_Instruction_
Copy out the data below with every "legend-label" swapped for "key-label", leaving everything else unchanged.

_Information shown_
— start —
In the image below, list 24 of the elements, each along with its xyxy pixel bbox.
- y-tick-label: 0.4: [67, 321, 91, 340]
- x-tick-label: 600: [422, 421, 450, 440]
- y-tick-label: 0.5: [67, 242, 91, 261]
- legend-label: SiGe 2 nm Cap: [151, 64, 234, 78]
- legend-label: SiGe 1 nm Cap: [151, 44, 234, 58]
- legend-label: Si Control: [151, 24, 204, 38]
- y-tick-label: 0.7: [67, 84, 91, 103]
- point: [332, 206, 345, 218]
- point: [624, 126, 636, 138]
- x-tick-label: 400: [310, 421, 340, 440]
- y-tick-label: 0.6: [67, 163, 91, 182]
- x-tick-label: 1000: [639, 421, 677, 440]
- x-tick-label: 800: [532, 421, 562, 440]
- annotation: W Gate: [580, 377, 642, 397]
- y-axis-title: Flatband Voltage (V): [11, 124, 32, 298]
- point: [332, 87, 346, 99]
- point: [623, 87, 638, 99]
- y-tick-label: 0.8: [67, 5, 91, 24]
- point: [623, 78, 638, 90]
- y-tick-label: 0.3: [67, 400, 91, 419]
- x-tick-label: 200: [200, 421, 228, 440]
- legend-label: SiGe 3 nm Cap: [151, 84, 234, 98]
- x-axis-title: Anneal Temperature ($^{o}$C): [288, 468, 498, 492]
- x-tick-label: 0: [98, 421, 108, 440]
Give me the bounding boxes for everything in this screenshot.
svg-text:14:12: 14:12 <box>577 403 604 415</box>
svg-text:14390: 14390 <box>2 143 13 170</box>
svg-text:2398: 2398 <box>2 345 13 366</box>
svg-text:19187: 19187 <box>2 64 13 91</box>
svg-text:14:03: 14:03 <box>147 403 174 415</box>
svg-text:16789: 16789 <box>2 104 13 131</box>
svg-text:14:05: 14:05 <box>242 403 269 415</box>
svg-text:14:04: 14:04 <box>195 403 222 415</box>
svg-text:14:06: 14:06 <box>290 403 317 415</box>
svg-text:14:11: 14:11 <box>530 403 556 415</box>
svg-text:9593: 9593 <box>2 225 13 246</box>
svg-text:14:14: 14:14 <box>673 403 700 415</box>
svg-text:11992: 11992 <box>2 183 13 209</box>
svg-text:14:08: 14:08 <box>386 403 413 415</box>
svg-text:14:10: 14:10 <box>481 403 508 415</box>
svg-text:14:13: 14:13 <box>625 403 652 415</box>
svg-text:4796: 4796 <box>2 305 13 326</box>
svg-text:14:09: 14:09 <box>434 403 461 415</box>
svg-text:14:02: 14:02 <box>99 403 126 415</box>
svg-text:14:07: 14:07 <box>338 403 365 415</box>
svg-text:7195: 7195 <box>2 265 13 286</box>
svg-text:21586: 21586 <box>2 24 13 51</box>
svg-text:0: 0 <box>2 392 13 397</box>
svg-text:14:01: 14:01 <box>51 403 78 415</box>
— end —
_The answer_
In the image below, list 24 of the elements, each along with its xyxy pixel bbox.
- y-tick-label: 0.4: [67, 321, 91, 340]
- x-tick-label: 600: [422, 421, 450, 440]
- y-tick-label: 0.5: [67, 242, 91, 261]
- key-label: SiGe 2 nm Cap: [151, 64, 234, 78]
- key-label: SiGe 1 nm Cap: [151, 44, 234, 58]
- key-label: Si Control: [151, 24, 204, 38]
- y-tick-label: 0.7: [67, 84, 91, 103]
- point: [332, 206, 345, 218]
- point: [624, 126, 636, 138]
- x-tick-label: 400: [310, 421, 340, 440]
- y-tick-label: 0.6: [67, 163, 91, 182]
- x-tick-label: 1000: [639, 421, 677, 440]
- x-tick-label: 800: [532, 421, 562, 440]
- annotation: W Gate: [580, 377, 642, 397]
- y-axis-title: Flatband Voltage (V): [11, 124, 32, 298]
- point: [332, 87, 346, 99]
- point: [623, 87, 638, 99]
- y-tick-label: 0.8: [67, 5, 91, 24]
- point: [623, 78, 638, 90]
- y-tick-label: 0.3: [67, 400, 91, 419]
- x-tick-label: 200: [200, 421, 228, 440]
- key-label: SiGe 3 nm Cap: [151, 84, 234, 98]
- x-axis-title: Anneal Temperature ($^{o}$C): [288, 468, 498, 492]
- x-tick-label: 0: [98, 421, 108, 440]
Give me the bounding boxes for everything in this screenshot.
svg-text:14:12: 14:12 <box>577 403 604 415</box>
svg-text:14390: 14390 <box>2 143 13 170</box>
svg-text:2398: 2398 <box>2 345 13 366</box>
svg-text:19187: 19187 <box>2 64 13 91</box>
svg-text:14:03: 14:03 <box>147 403 174 415</box>
svg-text:16789: 16789 <box>2 104 13 131</box>
svg-text:14:05: 14:05 <box>242 403 269 415</box>
svg-text:14:04: 14:04 <box>195 403 222 415</box>
svg-text:14:06: 14:06 <box>290 403 317 415</box>
svg-text:14:11: 14:11 <box>530 403 556 415</box>
svg-text:9593: 9593 <box>2 225 13 246</box>
svg-text:14:14: 14:14 <box>673 403 700 415</box>
svg-text:11992: 11992 <box>2 183 13 209</box>
svg-text:14:08: 14:08 <box>386 403 413 415</box>
svg-text:14:10: 14:10 <box>481 403 508 415</box>
svg-text:14:13: 14:13 <box>625 403 652 415</box>
svg-text:4796: 4796 <box>2 305 13 326</box>
svg-text:14:09: 14:09 <box>434 403 461 415</box>
svg-text:14:02: 14:02 <box>99 403 126 415</box>
svg-text:14:07: 14:07 <box>338 403 365 415</box>
svg-text:7195: 7195 <box>2 265 13 286</box>
svg-text:21586: 21586 <box>2 24 13 51</box>
svg-text:0: 0 <box>2 392 13 397</box>
svg-text:14:01: 14:01 <box>51 403 78 415</box>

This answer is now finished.